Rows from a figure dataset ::
____________________
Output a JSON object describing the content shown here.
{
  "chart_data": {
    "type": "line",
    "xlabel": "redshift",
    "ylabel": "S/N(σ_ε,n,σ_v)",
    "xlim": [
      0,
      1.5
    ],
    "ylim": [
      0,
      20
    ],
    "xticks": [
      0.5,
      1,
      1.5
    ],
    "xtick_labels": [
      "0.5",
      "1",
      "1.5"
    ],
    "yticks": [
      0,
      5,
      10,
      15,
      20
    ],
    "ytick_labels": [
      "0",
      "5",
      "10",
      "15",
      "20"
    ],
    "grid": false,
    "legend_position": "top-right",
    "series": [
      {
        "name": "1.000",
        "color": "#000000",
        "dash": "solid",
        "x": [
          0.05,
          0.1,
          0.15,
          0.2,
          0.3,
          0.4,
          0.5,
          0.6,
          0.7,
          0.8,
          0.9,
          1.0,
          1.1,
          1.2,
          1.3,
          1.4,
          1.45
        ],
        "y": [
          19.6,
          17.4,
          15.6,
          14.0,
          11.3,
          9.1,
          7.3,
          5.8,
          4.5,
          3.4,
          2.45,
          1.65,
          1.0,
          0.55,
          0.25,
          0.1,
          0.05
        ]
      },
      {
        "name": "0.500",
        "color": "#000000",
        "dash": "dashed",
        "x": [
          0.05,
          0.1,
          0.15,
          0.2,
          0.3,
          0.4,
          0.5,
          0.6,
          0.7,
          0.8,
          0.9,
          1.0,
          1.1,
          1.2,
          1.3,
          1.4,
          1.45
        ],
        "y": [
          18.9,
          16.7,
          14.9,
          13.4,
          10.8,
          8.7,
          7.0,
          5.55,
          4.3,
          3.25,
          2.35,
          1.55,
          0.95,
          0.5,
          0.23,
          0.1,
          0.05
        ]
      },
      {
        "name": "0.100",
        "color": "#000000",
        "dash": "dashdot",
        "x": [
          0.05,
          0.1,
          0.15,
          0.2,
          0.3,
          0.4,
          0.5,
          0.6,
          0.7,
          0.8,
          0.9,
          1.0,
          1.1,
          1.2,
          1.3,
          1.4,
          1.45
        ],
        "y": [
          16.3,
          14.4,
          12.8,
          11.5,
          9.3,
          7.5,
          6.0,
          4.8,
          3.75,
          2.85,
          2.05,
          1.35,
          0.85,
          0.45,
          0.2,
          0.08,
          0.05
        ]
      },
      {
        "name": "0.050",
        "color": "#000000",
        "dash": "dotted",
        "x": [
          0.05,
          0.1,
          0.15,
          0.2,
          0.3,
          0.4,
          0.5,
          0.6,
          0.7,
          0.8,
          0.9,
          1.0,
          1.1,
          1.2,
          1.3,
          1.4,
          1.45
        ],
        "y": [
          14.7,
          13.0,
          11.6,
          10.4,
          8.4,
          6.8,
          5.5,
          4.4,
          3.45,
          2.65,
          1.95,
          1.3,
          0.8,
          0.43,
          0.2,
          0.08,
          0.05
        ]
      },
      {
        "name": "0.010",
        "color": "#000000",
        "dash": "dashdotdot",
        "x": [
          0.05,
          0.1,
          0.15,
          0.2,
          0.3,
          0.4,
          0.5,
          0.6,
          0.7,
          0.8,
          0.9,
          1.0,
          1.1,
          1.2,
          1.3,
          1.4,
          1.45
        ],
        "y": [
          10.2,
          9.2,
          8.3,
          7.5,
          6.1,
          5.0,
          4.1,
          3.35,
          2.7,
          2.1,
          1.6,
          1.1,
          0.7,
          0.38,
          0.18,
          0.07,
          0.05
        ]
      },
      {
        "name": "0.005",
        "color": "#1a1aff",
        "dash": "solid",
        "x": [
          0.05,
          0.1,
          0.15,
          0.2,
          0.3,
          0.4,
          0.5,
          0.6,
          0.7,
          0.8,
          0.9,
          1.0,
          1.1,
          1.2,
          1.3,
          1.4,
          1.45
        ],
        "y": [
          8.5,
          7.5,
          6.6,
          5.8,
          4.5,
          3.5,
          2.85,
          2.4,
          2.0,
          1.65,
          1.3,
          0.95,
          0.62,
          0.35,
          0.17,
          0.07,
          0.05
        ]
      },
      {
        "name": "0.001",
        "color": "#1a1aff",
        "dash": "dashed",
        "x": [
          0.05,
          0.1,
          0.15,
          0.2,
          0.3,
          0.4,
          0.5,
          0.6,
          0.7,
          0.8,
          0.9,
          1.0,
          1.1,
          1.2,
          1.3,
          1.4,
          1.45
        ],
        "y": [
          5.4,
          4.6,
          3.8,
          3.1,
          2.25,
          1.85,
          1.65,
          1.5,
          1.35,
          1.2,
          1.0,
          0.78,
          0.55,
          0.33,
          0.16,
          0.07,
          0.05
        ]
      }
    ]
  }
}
____________________
What is required :: Reproduce all of the entries word for word.

Task output ::
Output a JSON object describing the content shown here.
{
  "chart_data": {
    "type": "line",
    "xlabel": "redshift",
    "ylabel": "S/N(σ_ε,n,σ_v)",
    "xlim": [
      0,
      1.5
    ],
    "ylim": [
      0,
      20
    ],
    "xticks": [
      0.5,
      1,
      1.5
    ],
    "xtick_labels": [
      "0.5",
      "1",
      "1.5"
    ],
    "yticks": [
      0,
      5,
      10,
      15,
      20
    ],
    "ytick_labels": [
      "0",
      "5",
      "10",
      "15",
      "20"
    ],
    "grid": false,
    "legend_position": "top-right",
    "series": [
      {
        "name": "1.000",
        "color": "#000000",
        "dash": "solid",
        "x": [
          0.05,
          0.1,
          0.15,
          0.2,
          0.3,
          0.4,
          0.5,
          0.6,
          0.7,
          0.8,
          0.9,
          1.0,
          1.1,
          1.2,
          1.3,
          1.4,
          1.45
        ],
        "y": [
          19.6,
          17.4,
          15.6,
          14.0,
          11.3,
          9.1,
          7.3,
          5.8,
          4.5,
          3.4,
          2.45,
          1.65,
          1.0,
          0.55,
          0.25,
          0.1,
          0.05
        ]
      },
      {
        "name": "0.500",
        "color": "#000000",
        "dash": "dashed",
        "x": [
          0.05,
          0.1,
          0.15,
          0.2,
          0.3,
          0.4,
          0.5,
          0.6,
          0.7,
          0.8,
          0.9,
          1.0,
          1.1,
          1.2,
          1.3,
          1.4,
          1.45
        ],
        "y": [
          18.9,
          16.7,
          14.9,
          13.4,
          10.8,
          8.7,
          7.0,
          5.55,
          4.3,
          3.25,
          2.35,
          1.55,
          0.95,
          0.5,
          0.23,
          0.1,
          0.05
        ]
      },
      {
        "name": "0.100",
        "color": "#000000",
        "dash": "dashdot",
        "x": [
          0.05,
          0.1,
          0.15,
          0.2,
          0.3,
          0.4,
          0.5,
          0.6,
          0.7,
          0.8,
          0.9,
          1.0,
          1.1,
          1.2,
          1.3,
          1.4,
          1.45
        ],
        "y": [
          16.3,
          14.4,
          12.8,
          11.5,
          9.3,
          7.5,
          6.0,
          4.8,
          3.75,
          2.85,
          2.05,
          1.35,
          0.85,
          0.45,
          0.2,
          0.08,
          0.05
        ]
      },
      {
        "name": "0.050",
        "color": "#000000",
        "dash": "dotted",
        "x": [
          0.05,
          0.1,
          0.15,
          0.2,
          0.3,
          0.4,
          0.5,
          0.6,
          0.7,
          0.8,
          0.9,
          1.0,
          1.1,
          1.2,
          1.3,
          1.4,
          1.45
        ],
        "y": [
          14.7,
          13.0,
          11.6,
          10.4,
          8.4,
          6.8,
          5.5,
          4.4,
          3.45,
          2.65,
          1.95,
          1.3,
          0.8,
          0.43,
          0.2,
          0.08,
          0.05
        ]
      },
      {
        "name": "0.010",
        "color": "#000000",
        "dash": "dashdotdot",
        "x": [
          0.05,
          0.1,
          0.15,
          0.2,
          0.3,
          0.4,
          0.5,
          0.6,
          0.7,
          0.8,
          0.9,
          1.0,
          1.1,
          1.2,
          1.3,
          1.4,
          1.45
        ],
        "y": [
          10.2,
          9.2,
          8.3,
          7.5,
          6.1,
          5.0,
          4.1,
          3.35,
          2.7,
          2.1,
          1.6,
          1.1,
          0.7,
          0.38,
          0.18,
          0.07,
          0.05
        ]
      },
      {
        "name": "0.005",
        "color": "#1a1aff",
        "dash": "solid",
        "x": [
          0.05,
          0.1,
          0.15,
          0.2,
          0.3,
          0.4,
          0.5,
          0.6,
          0.7,
          0.8,
          0.9,
          1.0,
          1.1,
          1.2,
          1.3,
          1.4,
          1.45
        ],
        "y": [
          8.5,
          7.5,
          6.6,
          5.8,
          4.5,
          3.5,
          2.85,
          2.4,
          2.0,
          1.65,
          1.3,
          0.95,
          0.62,
          0.35,
          0.17,
          0.07,
          0.05
        ]
      },
      {
        "name": "0.001",
        "color": "#1a1aff",
        "dash": "dashed",
        "x": [
          0.05,
          0.1,
          0.15,
          0.2,
          0.3,
          0.4,
          0.5,
          0.6,
          0.7,
          0.8,
          0.9,
          1.0,
          1.1,
          1.2,
          1.3,
          1.4,
          1.45
        ],
        "y": [
          5.4,
          4.6,
          3.8,
          3.1,
          2.25,
          1.85,
          1.65,
          1.5,
          1.35,
          1.2,
          1.0,
          0.78,
          0.55,
          0.33,
          0.16,
          0.07,
          0.05
        ]
      }
    ]
  }
}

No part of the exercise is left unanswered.